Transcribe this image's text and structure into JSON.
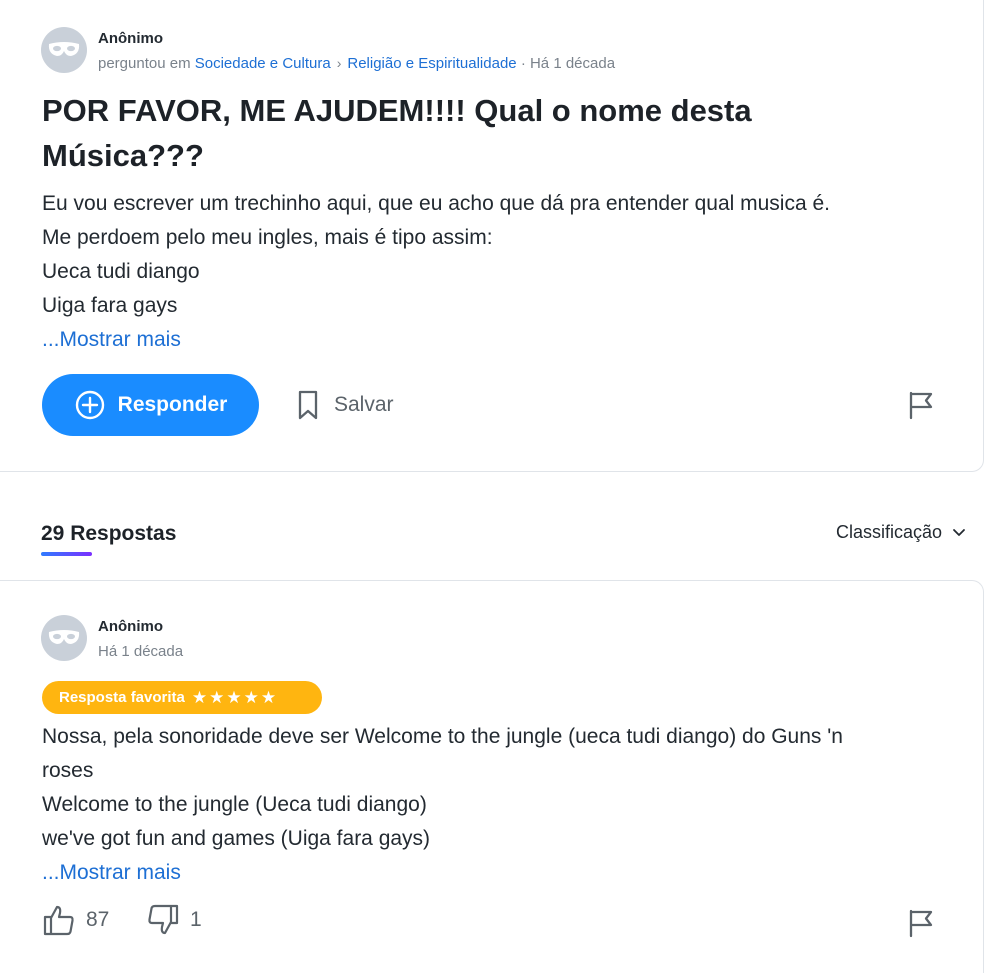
{
  "question": {
    "author": "Anônimo",
    "asked_prefix": "perguntou em",
    "category": "Sociedade e Cultura",
    "subcategory": "Religião e Espiritualidade",
    "time": "· Há 1 década",
    "title_line1": "POR FAVOR, ME AJUDEM!!!! Qual o nome desta",
    "title_line2": "Música???",
    "body": [
      "Eu vou escrever um trechinho aqui, que eu acho que dá pra entender qual musica é.",
      "Me perdoem pelo meu ingles, mais é tipo assim:",
      "Ueca tudi diango",
      "Uiga fara gays"
    ],
    "show_more": "...Mostrar mais",
    "reply_label": "Responder",
    "save_label": "Salvar"
  },
  "answers_header": {
    "count_label": "29 Respostas",
    "sort_label": "Classificação"
  },
  "answer": {
    "author": "Anônimo",
    "time": "Há 1 década",
    "badge_label": "Resposta favorita",
    "badge_stars": "★★★★★",
    "body": [
      "Nossa, pela sonoridade deve ser Welcome to the jungle (ueca tudi diango) do Guns 'n",
      "roses",
      "Welcome to the jungle (Ueca tudi diango)",
      "we've got fun and games (Uiga fara gays)"
    ],
    "show_more": "...Mostrar mais",
    "thumbs_up_count": "87",
    "thumbs_down_count": "1"
  },
  "colors": {
    "accent_blue": "#1a8cff",
    "link_blue": "#1d6fd4",
    "badge_orange": "#ffb510"
  },
  "icons": [
    "anonymous-mask-icon",
    "chevron-right-icon",
    "plus-circle-icon",
    "bookmark-icon",
    "flag-icon",
    "chevron-down-icon",
    "thumbs-up-icon",
    "thumbs-down-icon"
  ]
}
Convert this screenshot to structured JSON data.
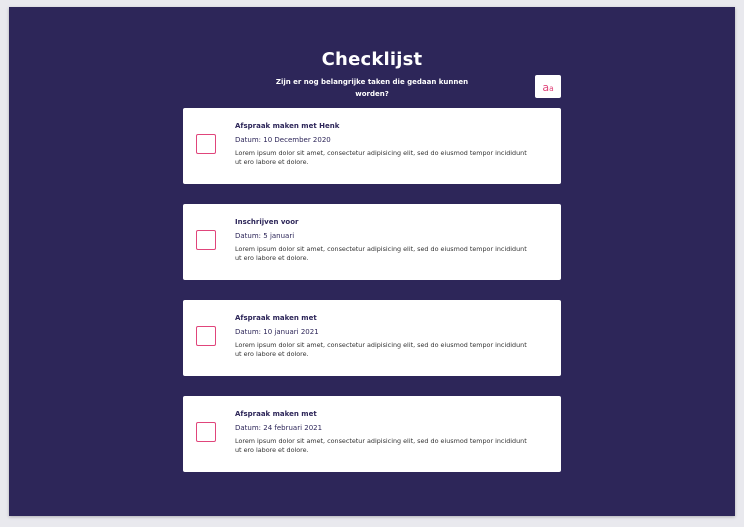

-------------------------

Transcribe every entry above exactly. Omit all pictures.

Transcribe this image's text and structure into JSON.
{
  "question": {
    "author": "Anônimo",
    "asked_prefix": "perguntou em",
    "category": "Sociedade e Cultura",
    "subcategory": "Religião e Espiritualidade",
    "time": "· Há 1 década",
    "title_line1": "POR FAVOR, ME AJUDEM!!!! Qual o nome desta",
    "title_line2": "Música???",
    "body": [
      "Eu vou escrever um trechinho aqui, que eu acho que dá pra entender qual musica é.",
      "Me perdoem pelo meu ingles, mais é tipo assim:",
      "Ueca tudi diango",
      "Uiga fara gays"
    ],
    "show_more": "...Mostrar mais",
    "reply_label": "Responder",
    "save_label": "Salvar"
  },
  "answers_header": {
    "count_label": "29 Respostas",
    "sort_label": "Classificação"
  },
  "answer": {
    "author": "Anônimo",
    "time": "Há 1 década",
    "badge_label": "Resposta favorita",
    "badge_stars": "★★★★★",
    "body": [
      "Nossa, pela sonoridade deve ser Welcome to the jungle (ueca tudi diango) do Guns 'n",
      "roses",
      "Welcome to the jungle (Ueca tudi diango)",
      "we've got fun and games (Uiga fara gays)"
    ],
    "show_more": "...Mostrar mais",
    "thumbs_up_count": "87",
    "thumbs_down_count": "1"
  },
  "colors": {
    "accent_blue": "#1a8cff",
    "link_blue": "#1d6fd4",
    "badge_orange": "#ffb510"
  },
  "icons": [
    "anonymous-mask-icon",
    "chevron-right-icon",
    "plus-circle-icon",
    "bookmark-icon",
    "flag-icon",
    "chevron-down-icon",
    "thumbs-up-icon",
    "thumbs-down-icon"
  ]
}
Convert this screenshot to structured JSON data.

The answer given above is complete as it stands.